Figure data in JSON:
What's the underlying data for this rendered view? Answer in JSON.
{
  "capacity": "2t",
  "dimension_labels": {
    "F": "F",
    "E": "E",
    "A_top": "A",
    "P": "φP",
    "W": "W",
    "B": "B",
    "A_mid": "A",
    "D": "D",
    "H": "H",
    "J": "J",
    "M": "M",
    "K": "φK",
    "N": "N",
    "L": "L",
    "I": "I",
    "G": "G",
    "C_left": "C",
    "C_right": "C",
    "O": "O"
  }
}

_What to do_. From the records above, extract every line exactly as it stands.

_Task output_.
What's the underlying data for this rendered view? Answer in JSON.
{
  "capacity": "2t",
  "dimension_labels": {
    "F": "F",
    "E": "E",
    "A_top": "A",
    "P": "φP",
    "W": "W",
    "B": "B",
    "A_mid": "A",
    "D": "D",
    "H": "H",
    "J": "J",
    "M": "M",
    "K": "φK",
    "N": "N",
    "L": "L",
    "I": "I",
    "G": "G",
    "C_left": "C",
    "C_right": "C",
    "O": "O"
  }
}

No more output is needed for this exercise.